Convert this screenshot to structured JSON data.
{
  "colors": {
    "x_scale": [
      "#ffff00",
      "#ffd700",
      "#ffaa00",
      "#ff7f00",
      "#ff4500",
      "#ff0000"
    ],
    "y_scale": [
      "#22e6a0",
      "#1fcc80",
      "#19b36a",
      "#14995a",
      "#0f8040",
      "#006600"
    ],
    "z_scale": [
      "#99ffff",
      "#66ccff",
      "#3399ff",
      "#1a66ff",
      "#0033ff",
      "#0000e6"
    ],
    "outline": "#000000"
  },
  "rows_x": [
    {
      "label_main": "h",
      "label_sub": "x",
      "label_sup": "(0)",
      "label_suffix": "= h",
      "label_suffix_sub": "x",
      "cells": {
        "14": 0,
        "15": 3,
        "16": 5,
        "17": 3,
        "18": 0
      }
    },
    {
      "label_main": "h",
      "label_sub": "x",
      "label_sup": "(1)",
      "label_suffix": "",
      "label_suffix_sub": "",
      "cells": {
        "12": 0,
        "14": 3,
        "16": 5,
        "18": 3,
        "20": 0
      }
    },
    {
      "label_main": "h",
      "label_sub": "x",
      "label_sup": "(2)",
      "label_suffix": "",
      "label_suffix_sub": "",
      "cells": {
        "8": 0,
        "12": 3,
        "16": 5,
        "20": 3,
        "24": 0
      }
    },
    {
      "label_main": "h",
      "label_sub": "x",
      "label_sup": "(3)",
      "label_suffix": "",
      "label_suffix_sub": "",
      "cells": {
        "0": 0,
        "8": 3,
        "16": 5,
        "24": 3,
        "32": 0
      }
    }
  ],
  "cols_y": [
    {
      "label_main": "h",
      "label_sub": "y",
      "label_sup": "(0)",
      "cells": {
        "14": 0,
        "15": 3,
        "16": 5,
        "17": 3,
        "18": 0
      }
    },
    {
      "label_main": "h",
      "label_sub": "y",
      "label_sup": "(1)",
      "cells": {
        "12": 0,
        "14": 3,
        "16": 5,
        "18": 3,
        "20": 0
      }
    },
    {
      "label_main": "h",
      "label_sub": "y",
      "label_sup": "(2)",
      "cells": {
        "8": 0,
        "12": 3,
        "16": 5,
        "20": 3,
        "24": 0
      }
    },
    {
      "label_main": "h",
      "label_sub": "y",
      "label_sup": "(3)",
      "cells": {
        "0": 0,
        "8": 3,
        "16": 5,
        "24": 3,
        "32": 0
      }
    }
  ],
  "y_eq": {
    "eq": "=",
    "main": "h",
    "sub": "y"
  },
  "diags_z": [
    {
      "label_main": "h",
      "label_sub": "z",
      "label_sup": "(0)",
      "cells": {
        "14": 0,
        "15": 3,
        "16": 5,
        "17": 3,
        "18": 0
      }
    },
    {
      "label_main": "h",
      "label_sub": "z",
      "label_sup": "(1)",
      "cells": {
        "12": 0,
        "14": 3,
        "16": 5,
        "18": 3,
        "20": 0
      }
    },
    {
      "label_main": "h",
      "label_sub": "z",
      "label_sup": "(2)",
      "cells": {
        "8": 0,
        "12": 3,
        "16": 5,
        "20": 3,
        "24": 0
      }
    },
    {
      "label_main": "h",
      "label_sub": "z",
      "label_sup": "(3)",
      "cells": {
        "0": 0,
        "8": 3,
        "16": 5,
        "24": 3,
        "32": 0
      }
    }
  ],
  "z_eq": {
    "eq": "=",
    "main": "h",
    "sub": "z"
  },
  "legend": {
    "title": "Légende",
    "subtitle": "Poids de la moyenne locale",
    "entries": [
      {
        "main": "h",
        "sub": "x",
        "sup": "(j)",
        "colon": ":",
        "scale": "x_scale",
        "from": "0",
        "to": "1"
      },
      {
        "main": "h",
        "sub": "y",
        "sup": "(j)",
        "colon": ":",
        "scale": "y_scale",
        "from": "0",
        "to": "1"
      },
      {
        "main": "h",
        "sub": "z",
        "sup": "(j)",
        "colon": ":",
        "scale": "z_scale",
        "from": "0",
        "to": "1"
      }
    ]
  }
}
--*--
> [BRIEF]
Print out the whole listing exactly as it appears.

> [SOLUTION TO THE PROBLEM]
Convert this screenshot to structured JSON data.
{
  "colors": {
    "x_scale": [
      "#ffff00",
      "#ffd700",
      "#ffaa00",
      "#ff7f00",
      "#ff4500",
      "#ff0000"
    ],
    "y_scale": [
      "#22e6a0",
      "#1fcc80",
      "#19b36a",
      "#14995a",
      "#0f8040",
      "#006600"
    ],
    "z_scale": [
      "#99ffff",
      "#66ccff",
      "#3399ff",
      "#1a66ff",
      "#0033ff",
      "#0000e6"
    ],
    "outline": "#000000"
  },
  "rows_x": [
    {
      "label_main": "h",
      "label_sub": "x",
      "label_sup": "(0)",
      "label_suffix": "= h",
      "label_suffix_sub": "x",
      "cells": {
        "14": 0,
        "15": 3,
        "16": 5,
        "17": 3,
        "18": 0
      }
    },
    {
      "label_main": "h",
      "label_sub": "x",
      "label_sup": "(1)",
      "label_suffix": "",
      "label_suffix_sub": "",
      "cells": {
        "12": 0,
        "14": 3,
        "16": 5,
        "18": 3,
        "20": 0
      }
    },
    {
      "label_main": "h",
      "label_sub": "x",
      "label_sup": "(2)",
      "label_suffix": "",
      "label_suffix_sub": "",
      "cells": {
        "8": 0,
        "12": 3,
        "16": 5,
        "20": 3,
        "24": 0
      }
    },
    {
      "label_main": "h",
      "label_sub": "x",
      "label_sup": "(3)",
      "label_suffix": "",
      "label_suffix_sub": "",
      "cells": {
        "0": 0,
        "8": 3,
        "16": 5,
        "24": 3,
        "32": 0
      }
    }
  ],
  "cols_y": [
    {
      "label_main": "h",
      "label_sub": "y",
      "label_sup": "(0)",
      "cells": {
        "14": 0,
        "15": 3,
        "16": 5,
        "17": 3,
        "18": 0
      }
    },
    {
      "label_main": "h",
      "label_sub": "y",
      "label_sup": "(1)",
      "cells": {
        "12": 0,
        "14": 3,
        "16": 5,
        "18": 3,
        "20": 0
      }
    },
    {
      "label_main": "h",
      "label_sub": "y",
      "label_sup": "(2)",
      "cells": {
        "8": 0,
        "12": 3,
        "16": 5,
        "20": 3,
        "24": 0
      }
    },
    {
      "label_main": "h",
      "label_sub": "y",
      "label_sup": "(3)",
      "cells": {
        "0": 0,
        "8": 3,
        "16": 5,
        "24": 3,
        "32": 0
      }
    }
  ],
  "y_eq": {
    "eq": "=",
    "main": "h",
    "sub": "y"
  },
  "diags_z": [
    {
      "label_main": "h",
      "label_sub": "z",
      "label_sup": "(0)",
      "cells": {
        "14": 0,
        "15": 3,
        "16": 5,
        "17": 3,
        "18": 0
      }
    },
    {
      "label_main": "h",
      "label_sub": "z",
      "label_sup": "(1)",
      "cells": {
        "12": 0,
        "14": 3,
        "16": 5,
        "18": 3,
        "20": 0
      }
    },
    {
      "label_main": "h",
      "label_sub": "z",
      "label_sup": "(2)",
      "cells": {
        "8": 0,
        "12": 3,
        "16": 5,
        "20": 3,
        "24": 0
      }
    },
    {
      "label_main": "h",
      "label_sub": "z",
      "label_sup": "(3)",
      "cells": {
        "0": 0,
        "8": 3,
        "16": 5,
        "24": 3,
        "32": 0
      }
    }
  ],
  "z_eq": {
    "eq": "=",
    "main": "h",
    "sub": "z"
  },
  "legend": {
    "title": "Légende",
    "subtitle": "Poids de la moyenne locale",
    "entries": [
      {
        "main": "h",
        "sub": "x",
        "sup": "(j)",
        "colon": ":",
        "scale": "x_scale",
        "from": "0",
        "to": "1"
      },
      {
        "main": "h",
        "sub": "y",
        "sup": "(j)",
        "colon": ":",
        "scale": "y_scale",
        "from": "0",
        "to": "1"
      },
      {
        "main": "h",
        "sub": "z",
        "sup": "(j)",
        "colon": ":",
        "scale": "z_scale",
        "from": "0",
        "to": "1"
      }
    ]
  }
}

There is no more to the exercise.